Lines of data
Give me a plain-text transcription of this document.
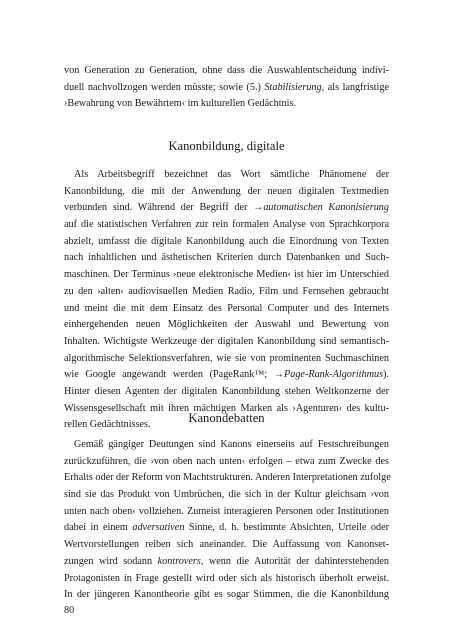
von Generation zu Generation, ohne dass die Auswahlentscheidung indivi-
duell nachvollzogen werden müsste; sowie (5.) Stabilisierung, als langfristige
›Bewahrung von Bewährtem‹ im kulturellen Gedächtnis.
Kanonbildung, digitale
Als Arbeitsbegriff bezeichnet das Wort sämtliche Phänomene der
Kanonbildung, die mit der Anwendung der neuen digitalen Textmedien
verbunden sind. Während der Begriff der →automatischen Kanonisierung
auf die statistischen Verfahren zur rein formalen Analyse von Sprachkorpora
abzielt, umfasst die digitale Kanonbildung auch die Einordnung von Texten
nach inhaltlichen und ästhetischen Kriterien durch Datenbanken und Such-
maschinen. Der Terminus ›neue elektronische Medien‹ ist hier im Unterschied
zu den ›alten‹ audiovisuellen Medien Radio, Film und Fernsehen gebraucht
und meint die mit dem Einsatz des Personal Computer und des Internets
einhergehenden neuen Möglichkeiten der Auswahl und Bewertung von
Inhalten. Wichtigste Werkzeuge der digitalen Kanonbildung sind semantisch-
algorithmische Selektionsverfahren, wie sie von prominenten Suchmaschinen
wie Google angewandt werden (PageRank™; →Page-Rank-Algorithmus).
Hinter diesen Agenten der digitalen Kanonbildung stehen Weltkonzerne der
Wissensgesellschaft mit ihren mächtigen Marken als ›Agenturen‹ des kultu-
rellen Gedächtnisses.	Kanondebatten
Gemäß gängiger Deutungen sind Kanons einerseits auf Festschreibungen
zurückzuführen, die ›von oben nach unten‹ erfolgen – etwa zum Zwecke des
Erhalts oder der Reform von Machtstrukturen. Anderen Interpretationen zufolge
sind sie das Produkt von Umbrüchen, die sich in der Kultur gleichsam ›von
unten nach oben‹ vollziehen. Zumeist interagieren Personen oder Institutionen
dabei in einem adversativen Sinne, d. h. bestimmte Absichten, Urteile oder
Wertvorstellungen reiben sich aneinander. Die Auffassung von Kanonset-
zungen wird sodann kontrovers, wenn die Autorität der dahinterstehenden
Protagonisten in Frage gestellt wird oder sich als historisch überholt erweist.
In der jüngeren Kanontheorie gibt es sogar Stimmen, die die Kanonbildung
80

Your task
Transcribe the material exactly, leaving every picture out.

Problem solution
Give me a plain-text transcription of this document.
von Generation zu Generation, ohne dass die Auswahlentscheidung indivi-
duell nachvollzogen werden müsste; sowie (5.) Stabilisierung, als langfristige
›Bewahrung von Bewährtem‹ im kulturellen Gedächtnis.
Kanonbildung, digitale
Als Arbeitsbegriff bezeichnet das Wort sämtliche Phänomene der
Kanonbildung, die mit der Anwendung der neuen digitalen Textmedien
verbunden sind. Während der Begriff der →automatischen Kanonisierung
auf die statistischen Verfahren zur rein formalen Analyse von Sprachkorpora
abzielt, umfasst die digitale Kanonbildung auch die Einordnung von Texten
nach inhaltlichen und ästhetischen Kriterien durch Datenbanken und Such-
maschinen. Der Terminus ›neue elektronische Medien‹ ist hier im Unterschied
zu den ›alten‹ audiovisuellen Medien Radio, Film und Fernsehen gebraucht
und meint die mit dem Einsatz des Personal Computer und des Internets
einhergehenden neuen Möglichkeiten der Auswahl und Bewertung von
Inhalten. Wichtigste Werkzeuge der digitalen Kanonbildung sind semantisch-
algorithmische Selektionsverfahren, wie sie von prominenten Suchmaschinen
wie Google angewandt werden (PageRank™; →Page-Rank-Algorithmus).
Hinter diesen Agenten der digitalen Kanonbildung stehen Weltkonzerne der
Wissensgesellschaft mit ihren mächtigen Marken als ›Agenturen‹ des kultu-
rellen Gedächtnisses.	Kanondebatten
Gemäß gängiger Deutungen sind Kanons einerseits auf Festschreibungen
zurückzuführen, die ›von oben nach unten‹ erfolgen – etwa zum Zwecke des
Erhalts oder der Reform von Machtstrukturen. Anderen Interpretationen zufolge
sind sie das Produkt von Umbrüchen, die sich in der Kultur gleichsam ›von
unten nach oben‹ vollziehen. Zumeist interagieren Personen oder Institutionen
dabei in einem adversativen Sinne, d. h. bestimmte Absichten, Urteile oder
Wertvorstellungen reiben sich aneinander. Die Auffassung von Kanonset-
zungen wird sodann kontrovers, wenn die Autorität der dahinterstehenden
Protagonisten in Frage gestellt wird oder sich als historisch überholt erweist.
In der jüngeren Kanontheorie gibt es sogar Stimmen, die die Kanonbildung
80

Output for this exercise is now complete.